OBJECTIVE = Provide an exact copy of the data, excluding the images.

(Data extracted from a collection)
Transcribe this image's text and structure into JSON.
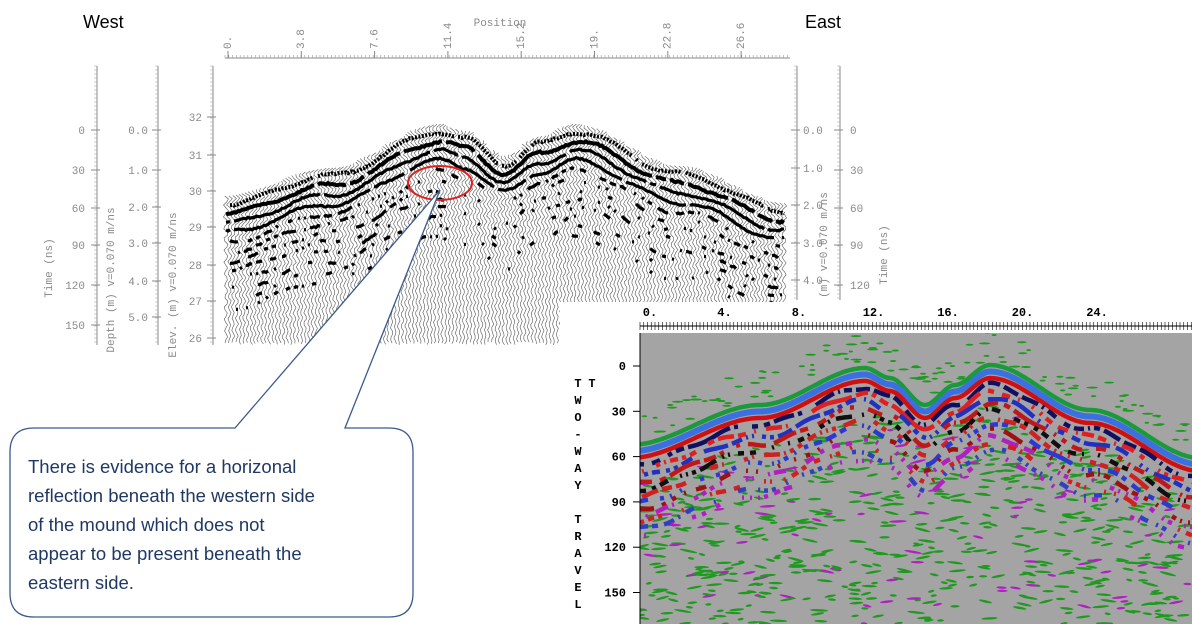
{
  "labels": {
    "west": "West",
    "east": "East"
  },
  "wiggle_plot": {
    "x_axis_title": "Position",
    "x_ticks": [
      "0.",
      "3.8",
      "7.6",
      "11.4",
      "15.2",
      "19.",
      "22.8",
      "26.6"
    ],
    "time_label": "Time (ns)",
    "time_ticks": [
      "0",
      "30",
      "60",
      "90",
      "120",
      "150"
    ],
    "depth_label": "Depth (m) v=0.070 m/ns",
    "depth_ticks": [
      "0.0",
      "1.0",
      "2.0",
      "3.0",
      "4.0",
      "5.0"
    ],
    "elev_label": "Elev. (m) v=0.070 m/ns",
    "elev_ticks": [
      "32",
      "31",
      "30",
      "29",
      "28",
      "27",
      "26"
    ],
    "right_depth_label": "(m) v=0.070 m/ns",
    "right_depth_ticks": [
      "0.0",
      "1.0",
      "2.0",
      "3.0",
      "4.0"
    ],
    "right_time_label": "Time (ns)",
    "right_time_ticks": [
      "0",
      "30",
      "60",
      "90",
      "120"
    ]
  },
  "color_plot": {
    "x_ticks": [
      "0.",
      "4.",
      "8.",
      "12.",
      "16.",
      "20.",
      "24."
    ],
    "y_ticks": [
      "0",
      "30",
      "60",
      "90",
      "120",
      "150"
    ],
    "y_label": "TWO-WAY TRAVEL T"
  },
  "callout": {
    "lines": [
      "There is evidence for a horizonal",
      "reflection beneath the western side",
      "of the mound which does not",
      "appear to be present beneath the",
      "eastern side."
    ]
  }
}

SOLUTION TO THE PROBLEM =
Transcribe this image's text and structure into JSON.
{
  "labels": {
    "west": "West",
    "east": "East"
  },
  "wiggle_plot": {
    "x_axis_title": "Position",
    "x_ticks": [
      "0.",
      "3.8",
      "7.6",
      "11.4",
      "15.2",
      "19.",
      "22.8",
      "26.6"
    ],
    "time_label": "Time (ns)",
    "time_ticks": [
      "0",
      "30",
      "60",
      "90",
      "120",
      "150"
    ],
    "depth_label": "Depth (m) v=0.070 m/ns",
    "depth_ticks": [
      "0.0",
      "1.0",
      "2.0",
      "3.0",
      "4.0",
      "5.0"
    ],
    "elev_label": "Elev. (m) v=0.070 m/ns",
    "elev_ticks": [
      "32",
      "31",
      "30",
      "29",
      "28",
      "27",
      "26"
    ],
    "right_depth_label": "(m) v=0.070 m/ns",
    "right_depth_ticks": [
      "0.0",
      "1.0",
      "2.0",
      "3.0",
      "4.0"
    ],
    "right_time_label": "Time (ns)",
    "right_time_ticks": [
      "0",
      "30",
      "60",
      "90",
      "120"
    ]
  },
  "color_plot": {
    "x_ticks": [
      "0.",
      "4.",
      "8.",
      "12.",
      "16.",
      "20.",
      "24."
    ],
    "y_ticks": [
      "0",
      "30",
      "60",
      "90",
      "120",
      "150"
    ],
    "y_label": "TWO-WAY TRAVEL T"
  },
  "callout": {
    "lines": [
      "There is evidence for a horizonal",
      "reflection beneath the western side",
      "of the mound which does not",
      "appear to be present beneath the",
      "eastern side."
    ]
  }
}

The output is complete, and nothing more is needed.